Input records:

####

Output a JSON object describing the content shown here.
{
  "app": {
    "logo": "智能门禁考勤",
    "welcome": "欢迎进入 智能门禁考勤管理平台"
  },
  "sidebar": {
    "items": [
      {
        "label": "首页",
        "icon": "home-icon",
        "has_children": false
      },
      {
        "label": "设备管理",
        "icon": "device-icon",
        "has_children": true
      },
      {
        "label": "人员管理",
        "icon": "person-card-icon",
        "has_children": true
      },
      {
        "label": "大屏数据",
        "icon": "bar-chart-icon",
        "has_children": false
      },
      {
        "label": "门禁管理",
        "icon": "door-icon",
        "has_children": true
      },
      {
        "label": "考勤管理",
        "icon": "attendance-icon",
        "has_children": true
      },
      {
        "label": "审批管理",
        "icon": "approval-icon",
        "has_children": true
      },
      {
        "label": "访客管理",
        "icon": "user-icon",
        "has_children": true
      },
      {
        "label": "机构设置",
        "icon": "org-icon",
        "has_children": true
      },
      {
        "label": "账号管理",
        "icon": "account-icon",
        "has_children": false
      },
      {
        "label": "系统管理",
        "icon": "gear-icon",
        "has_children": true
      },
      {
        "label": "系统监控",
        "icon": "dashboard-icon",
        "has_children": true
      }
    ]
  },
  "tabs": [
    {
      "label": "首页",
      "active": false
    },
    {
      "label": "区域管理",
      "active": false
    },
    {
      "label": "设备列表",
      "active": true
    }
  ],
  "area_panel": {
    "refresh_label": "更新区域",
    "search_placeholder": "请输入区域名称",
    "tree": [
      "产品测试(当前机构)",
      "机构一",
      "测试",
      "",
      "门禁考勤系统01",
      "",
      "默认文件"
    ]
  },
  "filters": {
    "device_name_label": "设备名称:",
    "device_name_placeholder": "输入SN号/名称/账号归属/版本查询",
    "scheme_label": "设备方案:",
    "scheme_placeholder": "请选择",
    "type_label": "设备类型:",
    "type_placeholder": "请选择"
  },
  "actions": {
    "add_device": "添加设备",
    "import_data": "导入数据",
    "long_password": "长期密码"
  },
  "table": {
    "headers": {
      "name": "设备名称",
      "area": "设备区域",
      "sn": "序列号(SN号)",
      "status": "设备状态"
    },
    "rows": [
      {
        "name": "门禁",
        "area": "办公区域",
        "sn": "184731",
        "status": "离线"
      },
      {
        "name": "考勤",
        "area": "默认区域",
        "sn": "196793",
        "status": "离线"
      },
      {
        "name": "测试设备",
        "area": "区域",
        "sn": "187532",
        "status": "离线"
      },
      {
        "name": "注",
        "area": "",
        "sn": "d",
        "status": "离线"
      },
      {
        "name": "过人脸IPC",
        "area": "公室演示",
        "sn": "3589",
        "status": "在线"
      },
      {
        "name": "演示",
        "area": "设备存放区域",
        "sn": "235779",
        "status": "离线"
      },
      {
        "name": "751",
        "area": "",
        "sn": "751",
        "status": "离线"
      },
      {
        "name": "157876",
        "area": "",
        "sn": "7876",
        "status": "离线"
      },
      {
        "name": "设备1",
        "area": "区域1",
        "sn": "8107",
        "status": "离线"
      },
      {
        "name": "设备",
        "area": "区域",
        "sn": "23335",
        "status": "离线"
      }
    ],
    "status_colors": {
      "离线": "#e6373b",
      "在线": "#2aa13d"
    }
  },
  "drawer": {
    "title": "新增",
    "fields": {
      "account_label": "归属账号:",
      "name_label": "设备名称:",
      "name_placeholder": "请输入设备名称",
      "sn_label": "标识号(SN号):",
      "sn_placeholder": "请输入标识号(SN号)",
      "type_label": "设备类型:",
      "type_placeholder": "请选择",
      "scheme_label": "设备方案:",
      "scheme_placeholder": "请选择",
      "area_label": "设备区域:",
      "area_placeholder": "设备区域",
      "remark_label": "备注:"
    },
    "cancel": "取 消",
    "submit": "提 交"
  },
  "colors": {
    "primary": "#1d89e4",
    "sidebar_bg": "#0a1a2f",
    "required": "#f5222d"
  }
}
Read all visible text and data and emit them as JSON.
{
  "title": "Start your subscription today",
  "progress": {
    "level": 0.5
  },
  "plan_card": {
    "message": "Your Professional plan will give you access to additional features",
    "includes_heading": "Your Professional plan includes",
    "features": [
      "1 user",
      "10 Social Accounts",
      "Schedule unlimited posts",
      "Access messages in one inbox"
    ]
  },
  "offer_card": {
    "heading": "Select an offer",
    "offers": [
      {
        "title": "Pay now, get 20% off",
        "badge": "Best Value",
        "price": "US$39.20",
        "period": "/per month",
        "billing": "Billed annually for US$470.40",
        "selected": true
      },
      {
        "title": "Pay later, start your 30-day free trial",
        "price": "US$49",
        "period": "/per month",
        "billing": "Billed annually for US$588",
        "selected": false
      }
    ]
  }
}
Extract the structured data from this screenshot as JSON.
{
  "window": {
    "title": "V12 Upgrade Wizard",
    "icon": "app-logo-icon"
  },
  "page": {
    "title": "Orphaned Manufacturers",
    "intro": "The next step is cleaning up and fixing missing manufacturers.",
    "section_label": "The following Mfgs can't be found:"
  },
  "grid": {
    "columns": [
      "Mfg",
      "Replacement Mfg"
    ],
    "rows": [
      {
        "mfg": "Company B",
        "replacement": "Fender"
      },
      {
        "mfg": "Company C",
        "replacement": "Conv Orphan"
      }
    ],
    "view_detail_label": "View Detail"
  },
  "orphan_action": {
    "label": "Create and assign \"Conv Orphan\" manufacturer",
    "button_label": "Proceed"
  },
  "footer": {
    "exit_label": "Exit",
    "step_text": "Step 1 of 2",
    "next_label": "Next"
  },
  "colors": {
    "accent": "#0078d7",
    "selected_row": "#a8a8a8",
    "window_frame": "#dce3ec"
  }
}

####

Instructions to follow: Repeat every entry word for word.

Exercise response:
Output a JSON object describing the content shown here.
{
  "app": {
    "logo": "智能门禁考勤",
    "welcome": "欢迎进入 智能门禁考勤管理平台"
  },
  "sidebar": {
    "items": [
      {
        "label": "首页",
        "icon": "home-icon",
        "has_children": false
      },
      {
        "label": "设备管理",
        "icon": "device-icon",
        "has_children": true
      },
      {
        "label": "人员管理",
        "icon": "person-card-icon",
        "has_children": true
      },
      {
        "label": "大屏数据",
        "icon": "bar-chart-icon",
        "has_children": false
      },
      {
        "label": "门禁管理",
        "icon": "door-icon",
        "has_children": true
      },
      {
        "label": "考勤管理",
        "icon": "attendance-icon",
        "has_children": true
      },
      {
        "label": "审批管理",
        "icon": "approval-icon",
        "has_children": true
      },
      {
        "label": "访客管理",
        "icon": "user-icon",
        "has_children": true
      },
      {
        "label": "机构设置",
        "icon": "org-icon",
        "has_children": true
      },
      {
        "label": "账号管理",
        "icon": "account-icon",
        "has_children": false
      },
      {
        "label": "系统管理",
        "icon": "gear-icon",
        "has_children": true
      },
      {
        "label": "系统监控",
        "icon": "dashboard-icon",
        "has_children": true
      }
    ]
  },
  "tabs": [
    {
      "label": "首页",
      "active": false
    },
    {
      "label": "区域管理",
      "active": false
    },
    {
      "label": "设备列表",
      "active": true
    }
  ],
  "area_panel": {
    "refresh_label": "更新区域",
    "search_placeholder": "请输入区域名称",
    "tree": [
      "产品测试(当前机构)",
      "机构一",
      "测试",
      "",
      "门禁考勤系统01",
      "",
      "默认文件"
    ]
  },
  "filters": {
    "device_name_label": "设备名称:",
    "device_name_placeholder": "输入SN号/名称/账号归属/版本查询",
    "scheme_label": "设备方案:",
    "scheme_placeholder": "请选择",
    "type_label": "设备类型:",
    "type_placeholder": "请选择"
  },
  "actions": {
    "add_device": "添加设备",
    "import_data": "导入数据",
    "long_password": "长期密码"
  },
  "table": {
    "headers": {
      "name": "设备名称",
      "area": "设备区域",
      "sn": "序列号(SN号)",
      "status": "设备状态"
    },
    "rows": [
      {
        "name": "门禁",
        "area": "办公区域",
        "sn": "184731",
        "status": "离线"
      },
      {
        "name": "考勤",
        "area": "默认区域",
        "sn": "196793",
        "status": "离线"
      },
      {
        "name": "测试设备",
        "area": "区域",
        "sn": "187532",
        "status": "离线"
      },
      {
        "name": "注",
        "area": "",
        "sn": "d",
        "status": "离线"
      },
      {
        "name": "过人脸IPC",
        "area": "公室演示",
        "sn": "3589",
        "status": "在线"
      },
      {
        "name": "演示",
        "area": "设备存放区域",
        "sn": "235779",
        "status": "离线"
      },
      {
        "name": "751",
        "area": "",
        "sn": "751",
        "status": "离线"
      },
      {
        "name": "157876",
        "area": "",
        "sn": "7876",
        "status": "离线"
      },
      {
        "name": "设备1",
        "area": "区域1",
        "sn": "8107",
        "status": "离线"
      },
      {
        "name": "设备",
        "area": "区域",
        "sn": "23335",
        "status": "离线"
      }
    ],
    "status_colors": {
      "离线": "#e6373b",
      "在线": "#2aa13d"
    }
  },
  "drawer": {
    "title": "新增",
    "fields": {
      "account_label": "归属账号:",
      "name_label": "设备名称:",
      "name_placeholder": "请输入设备名称",
      "sn_label": "标识号(SN号):",
      "sn_placeholder": "请输入标识号(SN号)",
      "type_label": "设备类型:",
      "type_placeholder": "请选择",
      "scheme_label": "设备方案:",
      "scheme_placeholder": "请选择",
      "area_label": "设备区域:",
      "area_placeholder": "设备区域",
      "remark_label": "备注:"
    },
    "cancel": "取 消",
    "submit": "提 交"
  },
  "colors": {
    "primary": "#1d89e4",
    "sidebar_bg": "#0a1a2f",
    "required": "#f5222d"
  }
}
Read all visible text and data and emit them as JSON.
{
  "title": "Start your subscription today",
  "progress": {
    "level": 0.5
  },
  "plan_card": {
    "message": "Your Professional plan will give you access to additional features",
    "includes_heading": "Your Professional plan includes",
    "features": [
      "1 user",
      "10 Social Accounts",
      "Schedule unlimited posts",
      "Access messages in one inbox"
    ]
  },
  "offer_card": {
    "heading": "Select an offer",
    "offers": [
      {
        "title": "Pay now, get 20% off",
        "badge": "Best Value",
        "price": "US$39.20",
        "period": "/per month",
        "billing": "Billed annually for US$470.40",
        "selected": true
      },
      {
        "title": "Pay later, start your 30-day free trial",
        "price": "US$49",
        "period": "/per month",
        "billing": "Billed annually for US$588",
        "selected": false
      }
    ]
  }
}
Extract the structured data from this screenshot as JSON.
{
  "window": {
    "title": "V12 Upgrade Wizard",
    "icon": "app-logo-icon"
  },
  "page": {
    "title": "Orphaned Manufacturers",
    "intro": "The next step is cleaning up and fixing missing manufacturers.",
    "section_label": "The following Mfgs can't be found:"
  },
  "grid": {
    "columns": [
      "Mfg",
      "Replacement Mfg"
    ],
    "rows": [
      {
        "mfg": "Company B",
        "replacement": "Fender"
      },
      {
        "mfg": "Company C",
        "replacement": "Conv Orphan"
      }
    ],
    "view_detail_label": "View Detail"
  },
  "orphan_action": {
    "label": "Create and assign \"Conv Orphan\" manufacturer",
    "button_label": "Proceed"
  },
  "footer": {
    "exit_label": "Exit",
    "step_text": "Step 1 of 2",
    "next_label": "Next"
  },
  "colors": {
    "accent": "#0078d7",
    "selected_row": "#a8a8a8",
    "window_frame": "#dce3ec"
  }
}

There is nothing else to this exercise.